[Begin Dataset excerpts]

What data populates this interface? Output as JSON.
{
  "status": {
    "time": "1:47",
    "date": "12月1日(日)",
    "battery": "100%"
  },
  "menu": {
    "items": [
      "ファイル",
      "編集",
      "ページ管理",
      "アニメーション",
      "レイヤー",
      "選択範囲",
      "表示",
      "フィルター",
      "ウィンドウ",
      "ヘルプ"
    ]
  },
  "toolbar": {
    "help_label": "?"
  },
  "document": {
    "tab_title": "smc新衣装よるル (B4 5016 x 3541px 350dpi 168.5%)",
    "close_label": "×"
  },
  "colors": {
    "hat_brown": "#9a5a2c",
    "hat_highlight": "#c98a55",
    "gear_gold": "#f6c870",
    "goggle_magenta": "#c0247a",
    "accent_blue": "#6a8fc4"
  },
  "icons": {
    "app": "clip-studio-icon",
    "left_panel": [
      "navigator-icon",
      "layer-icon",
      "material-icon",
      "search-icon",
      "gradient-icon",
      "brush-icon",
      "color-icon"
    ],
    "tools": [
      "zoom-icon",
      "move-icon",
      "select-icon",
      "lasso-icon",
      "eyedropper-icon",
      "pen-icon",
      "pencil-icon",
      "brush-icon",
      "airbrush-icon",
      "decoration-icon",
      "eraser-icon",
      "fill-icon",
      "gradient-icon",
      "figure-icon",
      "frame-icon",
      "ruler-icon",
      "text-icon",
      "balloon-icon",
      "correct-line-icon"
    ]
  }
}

[End Dataset excerpts]

**Your task:**
Take the entries above and copy them out exactly.

**Answer to the problem:**
What data populates this interface? Output as JSON.
{
  "status": {
    "time": "1:47",
    "date": "12月1日(日)",
    "battery": "100%"
  },
  "menu": {
    "items": [
      "ファイル",
      "編集",
      "ページ管理",
      "アニメーション",
      "レイヤー",
      "選択範囲",
      "表示",
      "フィルター",
      "ウィンドウ",
      "ヘルプ"
    ]
  },
  "toolbar": {
    "help_label": "?"
  },
  "document": {
    "tab_title": "smc新衣装よるル (B4 5016 x 3541px 350dpi 168.5%)",
    "close_label": "×"
  },
  "colors": {
    "hat_brown": "#9a5a2c",
    "hat_highlight": "#c98a55",
    "gear_gold": "#f6c870",
    "goggle_magenta": "#c0247a",
    "accent_blue": "#6a8fc4"
  },
  "icons": {
    "app": "clip-studio-icon",
    "left_panel": [
      "navigator-icon",
      "layer-icon",
      "material-icon",
      "search-icon",
      "gradient-icon",
      "brush-icon",
      "color-icon"
    ],
    "tools": [
      "zoom-icon",
      "move-icon",
      "select-icon",
      "lasso-icon",
      "eyedropper-icon",
      "pen-icon",
      "pencil-icon",
      "brush-icon",
      "airbrush-icon",
      "decoration-icon",
      "eraser-icon",
      "fill-icon",
      "gradient-icon",
      "figure-icon",
      "frame-icon",
      "ruler-icon",
      "text-icon",
      "balloon-icon",
      "correct-line-icon"
    ]
  }
}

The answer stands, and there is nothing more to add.